**STATED PROBLEM**
Turn the material below into a numbered list with one item per line, skipping blank lines and leaving out the pictures.

**RECORD EXCERPTS**
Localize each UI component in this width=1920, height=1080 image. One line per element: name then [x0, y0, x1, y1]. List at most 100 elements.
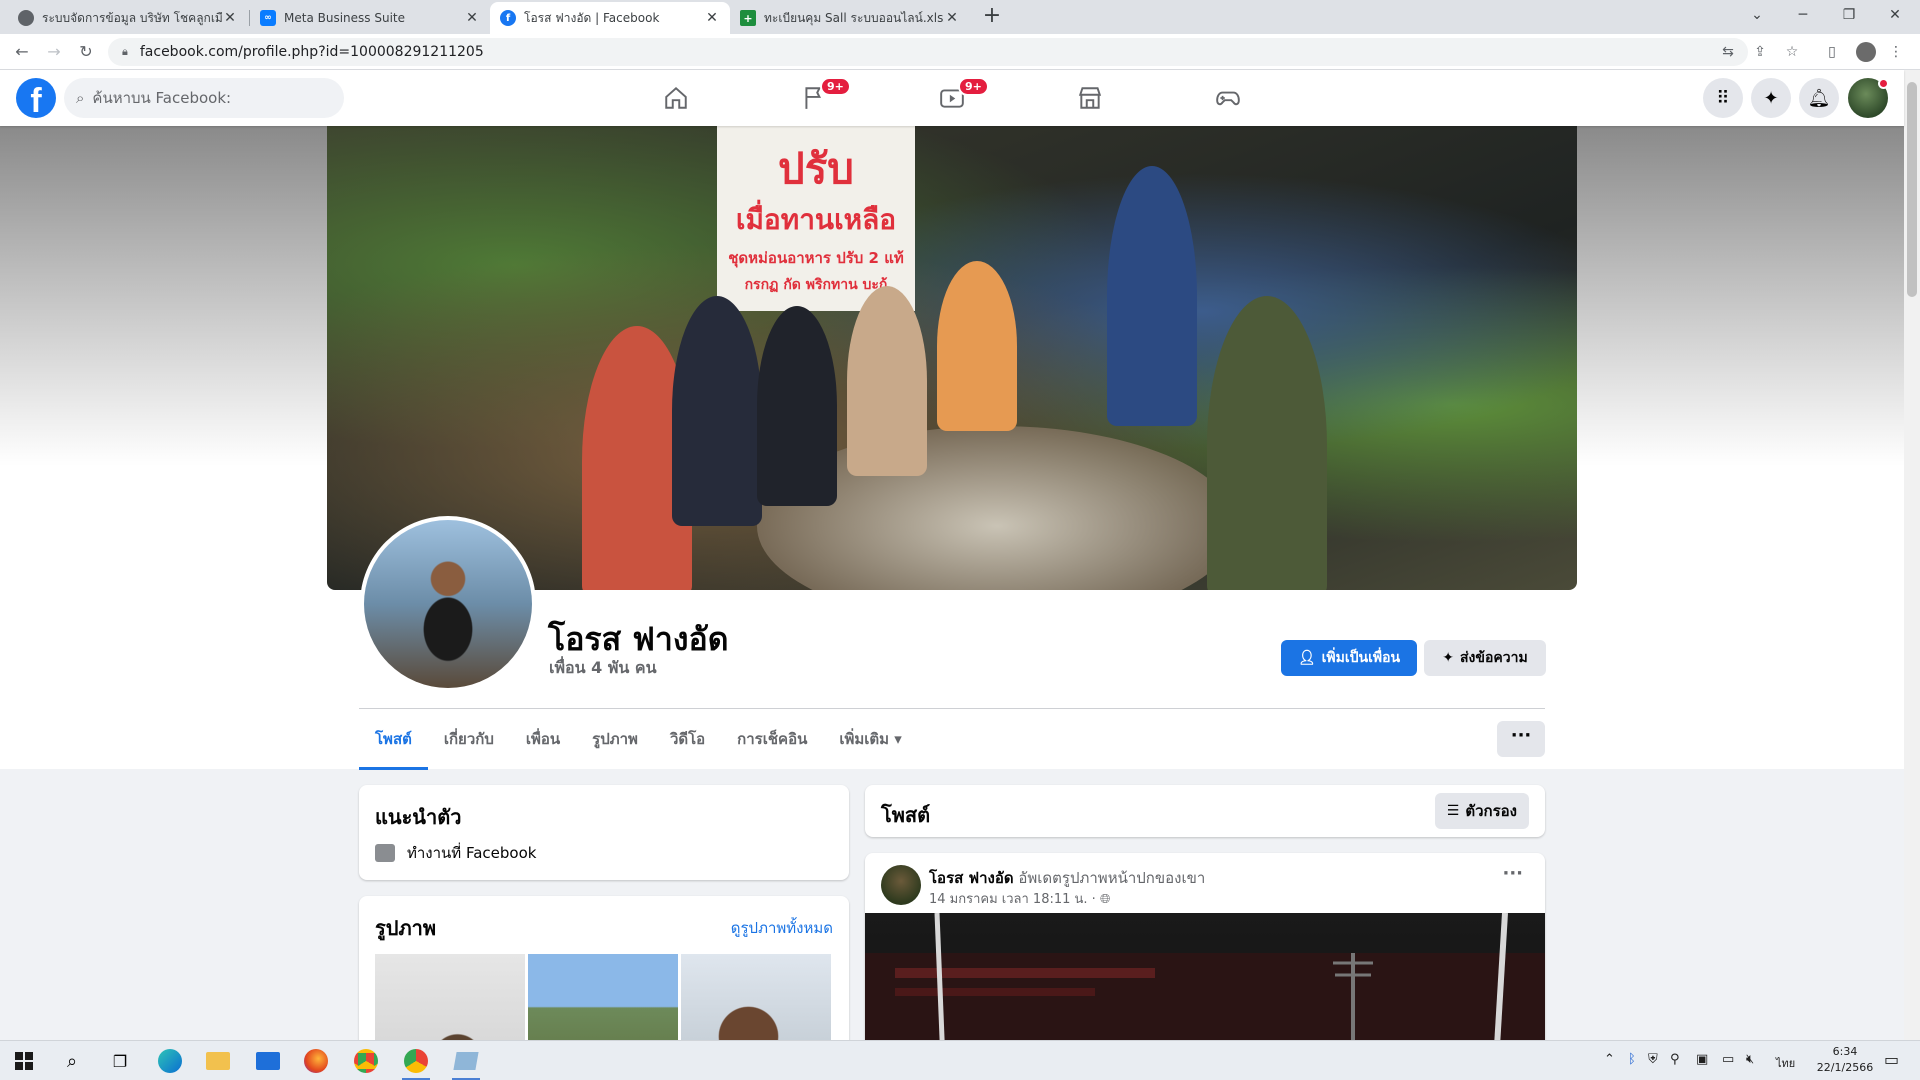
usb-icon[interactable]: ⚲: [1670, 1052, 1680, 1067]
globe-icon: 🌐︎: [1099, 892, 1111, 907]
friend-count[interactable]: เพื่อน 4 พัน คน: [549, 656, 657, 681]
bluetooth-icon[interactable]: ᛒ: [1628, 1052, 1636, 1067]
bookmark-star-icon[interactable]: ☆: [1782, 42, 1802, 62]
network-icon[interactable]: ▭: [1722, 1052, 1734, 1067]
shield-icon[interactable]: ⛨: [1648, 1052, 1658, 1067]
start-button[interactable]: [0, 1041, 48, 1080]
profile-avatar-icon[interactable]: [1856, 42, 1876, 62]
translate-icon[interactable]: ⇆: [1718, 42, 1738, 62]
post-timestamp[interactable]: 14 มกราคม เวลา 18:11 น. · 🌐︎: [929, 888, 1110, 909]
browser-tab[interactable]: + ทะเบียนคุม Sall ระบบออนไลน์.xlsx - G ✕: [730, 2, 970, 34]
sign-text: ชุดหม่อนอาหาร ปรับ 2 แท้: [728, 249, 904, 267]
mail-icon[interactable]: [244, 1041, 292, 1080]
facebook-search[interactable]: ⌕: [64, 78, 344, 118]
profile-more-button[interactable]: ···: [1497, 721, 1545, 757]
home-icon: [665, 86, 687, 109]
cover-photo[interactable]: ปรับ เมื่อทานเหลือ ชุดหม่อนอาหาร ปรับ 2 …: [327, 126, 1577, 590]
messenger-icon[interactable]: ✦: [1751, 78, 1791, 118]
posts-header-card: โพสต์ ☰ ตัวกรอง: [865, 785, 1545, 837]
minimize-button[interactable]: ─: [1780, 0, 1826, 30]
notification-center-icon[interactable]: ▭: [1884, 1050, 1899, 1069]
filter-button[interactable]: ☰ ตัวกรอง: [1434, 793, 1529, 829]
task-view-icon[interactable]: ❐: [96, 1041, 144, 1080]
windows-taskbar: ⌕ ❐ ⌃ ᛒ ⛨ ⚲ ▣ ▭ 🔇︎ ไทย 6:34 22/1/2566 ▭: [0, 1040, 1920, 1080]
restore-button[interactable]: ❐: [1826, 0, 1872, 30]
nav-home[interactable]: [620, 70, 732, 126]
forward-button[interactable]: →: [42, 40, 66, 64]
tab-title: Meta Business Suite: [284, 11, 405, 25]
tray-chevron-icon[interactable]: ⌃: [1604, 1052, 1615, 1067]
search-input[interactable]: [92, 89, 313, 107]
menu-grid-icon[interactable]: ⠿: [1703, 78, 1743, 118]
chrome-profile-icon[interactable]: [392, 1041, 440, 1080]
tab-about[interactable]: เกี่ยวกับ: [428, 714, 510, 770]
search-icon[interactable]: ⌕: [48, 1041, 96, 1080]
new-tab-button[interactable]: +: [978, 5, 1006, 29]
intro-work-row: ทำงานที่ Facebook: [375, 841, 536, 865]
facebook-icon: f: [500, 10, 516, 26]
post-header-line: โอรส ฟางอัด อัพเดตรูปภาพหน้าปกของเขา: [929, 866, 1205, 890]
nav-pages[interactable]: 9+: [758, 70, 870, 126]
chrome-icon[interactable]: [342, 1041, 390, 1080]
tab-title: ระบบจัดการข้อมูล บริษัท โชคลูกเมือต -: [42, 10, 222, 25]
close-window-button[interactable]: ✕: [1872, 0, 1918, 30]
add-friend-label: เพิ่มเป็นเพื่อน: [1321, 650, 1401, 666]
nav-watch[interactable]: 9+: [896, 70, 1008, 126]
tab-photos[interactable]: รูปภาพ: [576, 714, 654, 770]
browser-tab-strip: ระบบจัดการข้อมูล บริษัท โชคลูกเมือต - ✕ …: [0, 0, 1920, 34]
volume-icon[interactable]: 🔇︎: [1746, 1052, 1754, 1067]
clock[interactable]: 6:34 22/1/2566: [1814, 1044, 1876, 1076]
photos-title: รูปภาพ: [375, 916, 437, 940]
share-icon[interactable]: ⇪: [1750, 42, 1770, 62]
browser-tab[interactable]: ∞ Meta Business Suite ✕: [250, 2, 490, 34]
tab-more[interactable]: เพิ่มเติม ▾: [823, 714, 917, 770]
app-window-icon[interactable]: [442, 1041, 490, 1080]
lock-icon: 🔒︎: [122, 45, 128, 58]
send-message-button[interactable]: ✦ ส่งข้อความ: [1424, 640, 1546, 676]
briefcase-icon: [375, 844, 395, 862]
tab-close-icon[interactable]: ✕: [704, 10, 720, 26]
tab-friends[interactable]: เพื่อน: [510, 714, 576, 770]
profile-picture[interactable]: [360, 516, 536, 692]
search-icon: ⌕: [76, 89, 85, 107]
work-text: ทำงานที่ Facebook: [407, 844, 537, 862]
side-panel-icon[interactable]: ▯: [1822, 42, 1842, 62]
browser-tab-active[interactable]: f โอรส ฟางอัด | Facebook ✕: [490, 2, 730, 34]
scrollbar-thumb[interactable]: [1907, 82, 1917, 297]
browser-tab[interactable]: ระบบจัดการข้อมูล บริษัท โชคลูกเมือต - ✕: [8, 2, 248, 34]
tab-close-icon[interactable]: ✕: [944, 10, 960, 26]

**ANSWER TO THE TASK**
1. Localize each UI component in this width=1920, height=1080 image. One line per element: name then [x0, y0, x1, y1]. List at most 100 elements.
2. usb-icon[interactable]: ⚲: [1670, 1052, 1680, 1067]
3. globe-icon: 🌐︎: [1099, 892, 1111, 907]
4. friend-count[interactable]: เพื่อน 4 พัน คน: [549, 656, 657, 681]
5. bluetooth-icon[interactable]: ᛒ: [1628, 1052, 1636, 1067]
6. bookmark-star-icon[interactable]: ☆: [1782, 42, 1802, 62]
7. network-icon[interactable]: ▭: [1722, 1052, 1734, 1067]
8. shield-icon[interactable]: ⛨: [1648, 1052, 1658, 1067]
9. start-button[interactable]: [0, 1041, 48, 1080]
10. profile-avatar-icon[interactable]: [1856, 42, 1876, 62]
11. translate-icon[interactable]: ⇆: [1718, 42, 1738, 62]
12. post-timestamp[interactable]: 14 มกราคม เวลา 18:11 น. · 🌐︎: [929, 888, 1110, 909]
13. browser-tab[interactable]: + ทะเบียนคุม Sall ระบบออนไลน์.xlsx - G ✕: [730, 2, 970, 34]
14. sign-text: ชุดหม่อนอาหาร ปรับ 2 แท้: [728, 249, 904, 267]
15. mail-icon[interactable]: [244, 1041, 292, 1080]
16. facebook-search[interactable]: ⌕: [64, 78, 344, 118]
17. profile-more-button[interactable]: ···: [1497, 721, 1545, 757]
18. home-icon: [665, 86, 687, 109]
19. cover-photo[interactable]: ปรับ เมื่อทานเหลือ ชุดหม่อนอาหาร ปรับ 2 …: [327, 126, 1577, 590]
20. messenger-icon[interactable]: ✦: [1751, 78, 1791, 118]
21. posts-header-card: โพสต์ ☰ ตัวกรอง: [865, 785, 1545, 837]
22. minimize-button[interactable]: ─: [1780, 0, 1826, 30]
23. notification-center-icon[interactable]: ▭: [1884, 1050, 1899, 1069]
24. filter-button[interactable]: ☰ ตัวกรอง: [1434, 793, 1529, 829]
25. task-view-icon[interactable]: ❐: [96, 1041, 144, 1080]
26. windows-taskbar: ⌕ ❐ ⌃ ᛒ ⛨ ⚲ ▣ ▭ 🔇︎ ไทย 6:34 22/1/2566 ▭: [0, 1040, 1920, 1080]
27. restore-button[interactable]: ❐: [1826, 0, 1872, 30]
28. nav-home[interactable]: [620, 70, 732, 126]
29. forward-button[interactable]: →: [42, 40, 66, 64]
30. tab-title: Meta Business Suite: [284, 11, 405, 25]
31. tray-chevron-icon[interactable]: ⌃: [1604, 1052, 1615, 1067]
32. search-input[interactable]: [92, 89, 313, 107]
33. menu-grid-icon[interactable]: ⠿: [1703, 78, 1743, 118]
34. chrome-profile-icon[interactable]: [392, 1041, 440, 1080]
35. tab-about[interactable]: เกี่ยวกับ: [428, 714, 510, 770]
36. search-icon[interactable]: ⌕: [48, 1041, 96, 1080]
37. new-tab-button[interactable]: +: [978, 5, 1006, 29]
38. intro-work-row: ทำงานที่ Facebook: [375, 841, 536, 865]
39. facebook-icon: f: [500, 10, 516, 26]
40. post-header-line: โอรส ฟางอัด อัพเดตรูปภาพหน้าปกของเขา: [929, 866, 1205, 890]
41. nav-pages[interactable]: 9+: [758, 70, 870, 126]
42. chrome-icon[interactable]: [342, 1041, 390, 1080]
43. tab-title: ระบบจัดการข้อมูล บริษัท โชคลูกเมือต -: [42, 10, 222, 25]
44. close-window-button[interactable]: ✕: [1872, 0, 1918, 30]
45. add-friend-label: เพิ่มเป็นเพื่อน: [1321, 650, 1401, 666]
46. nav-watch[interactable]: 9+: [896, 70, 1008, 126]
47. tab-photos[interactable]: รูปภาพ: [576, 714, 654, 770]
48. browser-tab-strip: ระบบจัดการข้อมูล บริษัท โชคลูกเมือต - ✕ …: [0, 0, 1920, 34]
49. volume-icon[interactable]: 🔇︎: [1746, 1052, 1754, 1067]
50. clock[interactable]: 6:34 22/1/2566: [1814, 1044, 1876, 1076]
51. photos-title: รูปภาพ: [375, 916, 437, 940]
52. share-icon[interactable]: ⇪: [1750, 42, 1770, 62]
53. browser-tab[interactable]: ∞ Meta Business Suite ✕: [250, 2, 490, 34]
54. tab-more[interactable]: เพิ่มเติม ▾: [823, 714, 917, 770]
55. app-window-icon[interactable]: [442, 1041, 490, 1080]
56. lock-icon: 🔒︎: [122, 45, 128, 58]
57. send-message-button[interactable]: ✦ ส่งข้อความ: [1424, 640, 1546, 676]
58. briefcase-icon: [375, 844, 395, 862]
59. tab-close-icon[interactable]: ✕: [704, 10, 720, 26]
60. tab-friends[interactable]: เพื่อน: [510, 714, 576, 770]
61. profile-picture[interactable]: [360, 516, 536, 692]
62. search-icon: ⌕: [76, 89, 85, 107]
63. work-text: ทำงานที่ Facebook: [407, 844, 537, 862]
64. side-panel-icon[interactable]: ▯: [1822, 42, 1842, 62]
65. browser-tab-active[interactable]: f โอรส ฟางอัด | Facebook ✕: [490, 2, 730, 34]
66. scrollbar-thumb[interactable]: [1907, 82, 1917, 297]
67. browser-tab[interactable]: ระบบจัดการข้อมูล บริษัท โชคลูกเมือต - ✕: [8, 2, 248, 34]
68. tab-close-icon[interactable]: ✕: [944, 10, 960, 26]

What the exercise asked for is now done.